Items listed in a dataset:
## Begin

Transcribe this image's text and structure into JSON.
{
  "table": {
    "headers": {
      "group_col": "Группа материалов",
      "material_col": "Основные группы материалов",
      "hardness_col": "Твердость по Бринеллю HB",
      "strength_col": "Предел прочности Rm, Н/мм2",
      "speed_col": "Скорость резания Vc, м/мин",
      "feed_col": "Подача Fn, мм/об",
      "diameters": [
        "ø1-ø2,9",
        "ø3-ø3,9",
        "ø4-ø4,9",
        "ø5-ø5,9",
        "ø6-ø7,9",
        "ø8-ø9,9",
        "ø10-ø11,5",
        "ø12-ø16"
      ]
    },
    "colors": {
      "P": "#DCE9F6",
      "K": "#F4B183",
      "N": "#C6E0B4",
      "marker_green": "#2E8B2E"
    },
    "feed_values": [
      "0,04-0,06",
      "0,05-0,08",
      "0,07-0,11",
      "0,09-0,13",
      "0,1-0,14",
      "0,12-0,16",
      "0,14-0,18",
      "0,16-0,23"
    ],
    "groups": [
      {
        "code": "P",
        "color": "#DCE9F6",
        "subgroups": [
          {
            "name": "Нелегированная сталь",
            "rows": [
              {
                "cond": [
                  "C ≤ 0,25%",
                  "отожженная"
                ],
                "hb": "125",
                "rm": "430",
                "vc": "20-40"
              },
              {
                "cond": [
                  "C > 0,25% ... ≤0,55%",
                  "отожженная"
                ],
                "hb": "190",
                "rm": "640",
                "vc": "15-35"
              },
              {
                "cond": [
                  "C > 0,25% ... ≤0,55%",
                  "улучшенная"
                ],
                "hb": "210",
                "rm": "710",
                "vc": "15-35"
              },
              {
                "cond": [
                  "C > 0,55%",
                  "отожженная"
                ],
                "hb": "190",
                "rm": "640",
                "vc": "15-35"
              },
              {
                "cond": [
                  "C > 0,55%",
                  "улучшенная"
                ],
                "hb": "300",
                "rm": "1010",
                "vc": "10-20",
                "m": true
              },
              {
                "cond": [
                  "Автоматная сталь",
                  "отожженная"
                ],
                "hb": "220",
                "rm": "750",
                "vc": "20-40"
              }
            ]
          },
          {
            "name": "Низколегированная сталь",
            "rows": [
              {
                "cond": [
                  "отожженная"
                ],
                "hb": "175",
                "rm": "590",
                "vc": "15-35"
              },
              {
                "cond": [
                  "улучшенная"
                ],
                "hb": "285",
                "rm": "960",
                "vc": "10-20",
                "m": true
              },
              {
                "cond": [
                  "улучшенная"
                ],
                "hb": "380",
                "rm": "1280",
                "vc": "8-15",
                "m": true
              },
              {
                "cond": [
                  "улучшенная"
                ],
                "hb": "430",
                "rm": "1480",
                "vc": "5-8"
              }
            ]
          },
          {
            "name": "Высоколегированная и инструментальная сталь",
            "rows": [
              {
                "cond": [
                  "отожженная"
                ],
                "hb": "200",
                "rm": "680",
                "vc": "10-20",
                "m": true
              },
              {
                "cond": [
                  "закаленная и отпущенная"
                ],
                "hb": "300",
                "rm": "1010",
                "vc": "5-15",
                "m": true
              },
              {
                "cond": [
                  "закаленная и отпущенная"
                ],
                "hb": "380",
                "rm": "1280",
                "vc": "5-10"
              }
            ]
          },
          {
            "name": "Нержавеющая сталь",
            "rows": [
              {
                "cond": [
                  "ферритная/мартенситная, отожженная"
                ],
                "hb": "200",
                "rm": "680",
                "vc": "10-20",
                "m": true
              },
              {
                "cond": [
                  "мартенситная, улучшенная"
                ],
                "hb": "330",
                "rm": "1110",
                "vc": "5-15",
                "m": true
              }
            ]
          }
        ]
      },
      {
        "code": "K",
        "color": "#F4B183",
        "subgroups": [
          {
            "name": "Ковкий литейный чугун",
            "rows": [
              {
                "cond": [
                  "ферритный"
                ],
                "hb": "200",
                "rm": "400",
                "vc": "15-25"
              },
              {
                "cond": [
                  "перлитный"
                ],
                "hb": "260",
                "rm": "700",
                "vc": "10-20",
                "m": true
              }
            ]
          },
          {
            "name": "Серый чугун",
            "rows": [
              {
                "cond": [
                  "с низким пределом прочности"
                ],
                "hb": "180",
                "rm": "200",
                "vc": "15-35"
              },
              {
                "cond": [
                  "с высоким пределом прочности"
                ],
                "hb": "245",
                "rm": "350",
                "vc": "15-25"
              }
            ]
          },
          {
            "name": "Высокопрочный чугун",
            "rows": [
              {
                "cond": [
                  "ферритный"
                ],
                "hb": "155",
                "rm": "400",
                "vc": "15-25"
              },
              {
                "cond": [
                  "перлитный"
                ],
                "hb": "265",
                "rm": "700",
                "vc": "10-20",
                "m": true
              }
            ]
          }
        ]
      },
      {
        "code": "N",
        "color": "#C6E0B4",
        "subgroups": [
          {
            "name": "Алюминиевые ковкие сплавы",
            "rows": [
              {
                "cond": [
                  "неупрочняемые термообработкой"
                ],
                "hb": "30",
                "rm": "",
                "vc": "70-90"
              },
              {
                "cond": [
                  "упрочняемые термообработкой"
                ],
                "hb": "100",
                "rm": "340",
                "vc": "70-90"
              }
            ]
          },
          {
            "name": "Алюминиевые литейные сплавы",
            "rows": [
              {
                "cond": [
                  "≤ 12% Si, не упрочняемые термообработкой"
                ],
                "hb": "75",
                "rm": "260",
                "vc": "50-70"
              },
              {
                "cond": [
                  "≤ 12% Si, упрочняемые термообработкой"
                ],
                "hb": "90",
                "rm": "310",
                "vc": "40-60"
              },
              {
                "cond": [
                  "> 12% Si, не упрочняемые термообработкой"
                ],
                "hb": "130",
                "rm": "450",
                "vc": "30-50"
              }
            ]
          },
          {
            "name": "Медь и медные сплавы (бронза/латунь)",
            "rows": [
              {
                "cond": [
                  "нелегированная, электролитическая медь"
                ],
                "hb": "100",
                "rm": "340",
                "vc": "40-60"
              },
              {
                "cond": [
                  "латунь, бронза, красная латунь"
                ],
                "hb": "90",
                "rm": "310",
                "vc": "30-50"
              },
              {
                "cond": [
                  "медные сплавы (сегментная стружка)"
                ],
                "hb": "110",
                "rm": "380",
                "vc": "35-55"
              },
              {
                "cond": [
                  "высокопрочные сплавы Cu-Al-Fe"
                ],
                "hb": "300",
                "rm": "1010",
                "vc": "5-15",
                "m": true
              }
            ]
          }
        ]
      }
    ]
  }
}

## End

### EXERCISE REQUIREMENTS:
Retype all of the data shown above, word for word.

### SOLUTION TO THIS PROBLEM:
Transcribe this image's text and structure into JSON.
{
  "table": {
    "headers": {
      "group_col": "Группа материалов",
      "material_col": "Основные группы материалов",
      "hardness_col": "Твердость по Бринеллю HB",
      "strength_col": "Предел прочности Rm, Н/мм2",
      "speed_col": "Скорость резания Vc, м/мин",
      "feed_col": "Подача Fn, мм/об",
      "diameters": [
        "ø1-ø2,9",
        "ø3-ø3,9",
        "ø4-ø4,9",
        "ø5-ø5,9",
        "ø6-ø7,9",
        "ø8-ø9,9",
        "ø10-ø11,5",
        "ø12-ø16"
      ]
    },
    "colors": {
      "P": "#DCE9F6",
      "K": "#F4B183",
      "N": "#C6E0B4",
      "marker_green": "#2E8B2E"
    },
    "feed_values": [
      "0,04-0,06",
      "0,05-0,08",
      "0,07-0,11",
      "0,09-0,13",
      "0,1-0,14",
      "0,12-0,16",
      "0,14-0,18",
      "0,16-0,23"
    ],
    "groups": [
      {
        "code": "P",
        "color": "#DCE9F6",
        "subgroups": [
          {
            "name": "Нелегированная сталь",
            "rows": [
              {
                "cond": [
                  "C ≤ 0,25%",
                  "отожженная"
                ],
                "hb": "125",
                "rm": "430",
                "vc": "20-40"
              },
              {
                "cond": [
                  "C > 0,25% ... ≤0,55%",
                  "отожженная"
                ],
                "hb": "190",
                "rm": "640",
                "vc": "15-35"
              },
              {
                "cond": [
                  "C > 0,25% ... ≤0,55%",
                  "улучшенная"
                ],
                "hb": "210",
                "rm": "710",
                "vc": "15-35"
              },
              {
                "cond": [
                  "C > 0,55%",
                  "отожженная"
                ],
                "hb": "190",
                "rm": "640",
                "vc": "15-35"
              },
              {
                "cond": [
                  "C > 0,55%",
                  "улучшенная"
                ],
                "hb": "300",
                "rm": "1010",
                "vc": "10-20",
                "m": true
              },
              {
                "cond": [
                  "Автоматная сталь",
                  "отожженная"
                ],
                "hb": "220",
                "rm": "750",
                "vc": "20-40"
              }
            ]
          },
          {
            "name": "Низколегированная сталь",
            "rows": [
              {
                "cond": [
                  "отожженная"
                ],
                "hb": "175",
                "rm": "590",
                "vc": "15-35"
              },
              {
                "cond": [
                  "улучшенная"
                ],
                "hb": "285",
                "rm": "960",
                "vc": "10-20",
                "m": true
              },
              {
                "cond": [
                  "улучшенная"
                ],
                "hb": "380",
                "rm": "1280",
                "vc": "8-15",
                "m": true
              },
              {
                "cond": [
                  "улучшенная"
                ],
                "hb": "430",
                "rm": "1480",
                "vc": "5-8"
              }
            ]
          },
          {
            "name": "Высоколегированная и инструментальная сталь",
            "rows": [
              {
                "cond": [
                  "отожженная"
                ],
                "hb": "200",
                "rm": "680",
                "vc": "10-20",
                "m": true
              },
              {
                "cond": [
                  "закаленная и отпущенная"
                ],
                "hb": "300",
                "rm": "1010",
                "vc": "5-15",
                "m": true
              },
              {
                "cond": [
                  "закаленная и отпущенная"
                ],
                "hb": "380",
                "rm": "1280",
                "vc": "5-10"
              }
            ]
          },
          {
            "name": "Нержавеющая сталь",
            "rows": [
              {
                "cond": [
                  "ферритная/мартенситная, отожженная"
                ],
                "hb": "200",
                "rm": "680",
                "vc": "10-20",
                "m": true
              },
              {
                "cond": [
                  "мартенситная, улучшенная"
                ],
                "hb": "330",
                "rm": "1110",
                "vc": "5-15",
                "m": true
              }
            ]
          }
        ]
      },
      {
        "code": "K",
        "color": "#F4B183",
        "subgroups": [
          {
            "name": "Ковкий литейный чугун",
            "rows": [
              {
                "cond": [
                  "ферритный"
                ],
                "hb": "200",
                "rm": "400",
                "vc": "15-25"
              },
              {
                "cond": [
                  "перлитный"
                ],
                "hb": "260",
                "rm": "700",
                "vc": "10-20",
                "m": true
              }
            ]
          },
          {
            "name": "Серый чугун",
            "rows": [
              {
                "cond": [
                  "с низким пределом прочности"
                ],
                "hb": "180",
                "rm": "200",
                "vc": "15-35"
              },
              {
                "cond": [
                  "с высоким пределом прочности"
                ],
                "hb": "245",
                "rm": "350",
                "vc": "15-25"
              }
            ]
          },
          {
            "name": "Высокопрочный чугун",
            "rows": [
              {
                "cond": [
                  "ферритный"
                ],
                "hb": "155",
                "rm": "400",
                "vc": "15-25"
              },
              {
                "cond": [
                  "перлитный"
                ],
                "hb": "265",
                "rm": "700",
                "vc": "10-20",
                "m": true
              }
            ]
          }
        ]
      },
      {
        "code": "N",
        "color": "#C6E0B4",
        "subgroups": [
          {
            "name": "Алюминиевые ковкие сплавы",
            "rows": [
              {
                "cond": [
                  "неупрочняемые термообработкой"
                ],
                "hb": "30",
                "rm": "",
                "vc": "70-90"
              },
              {
                "cond": [
                  "упрочняемые термообработкой"
                ],
                "hb": "100",
                "rm": "340",
                "vc": "70-90"
              }
            ]
          },
          {
            "name": "Алюминиевые литейные сплавы",
            "rows": [
              {
                "cond": [
                  "≤ 12% Si, не упрочняемые термообработкой"
                ],
                "hb": "75",
                "rm": "260",
                "vc": "50-70"
              },
              {
                "cond": [
                  "≤ 12% Si, упрочняемые термообработкой"
                ],
                "hb": "90",
                "rm": "310",
                "vc": "40-60"
              },
              {
                "cond": [
                  "> 12% Si, не упрочняемые термообработкой"
                ],
                "hb": "130",
                "rm": "450",
                "vc": "30-50"
              }
            ]
          },
          {
            "name": "Медь и медные сплавы (бронза/латунь)",
            "rows": [
              {
                "cond": [
                  "нелегированная, электролитическая медь"
                ],
                "hb": "100",
                "rm": "340",
                "vc": "40-60"
              },
              {
                "cond": [
                  "латунь, бронза, красная латунь"
                ],
                "hb": "90",
                "rm": "310",
                "vc": "30-50"
              },
              {
                "cond": [
                  "медные сплавы (сегментная стружка)"
                ],
                "hb": "110",
                "rm": "380",
                "vc": "35-55"
              },
              {
                "cond": [
                  "высокопрочные сплавы Cu-Al-Fe"
                ],
                "hb": "300",
                "rm": "1010",
                "vc": "5-15",
                "m": true
              }
            ]
          }
        ]
      }
    ]
  }
}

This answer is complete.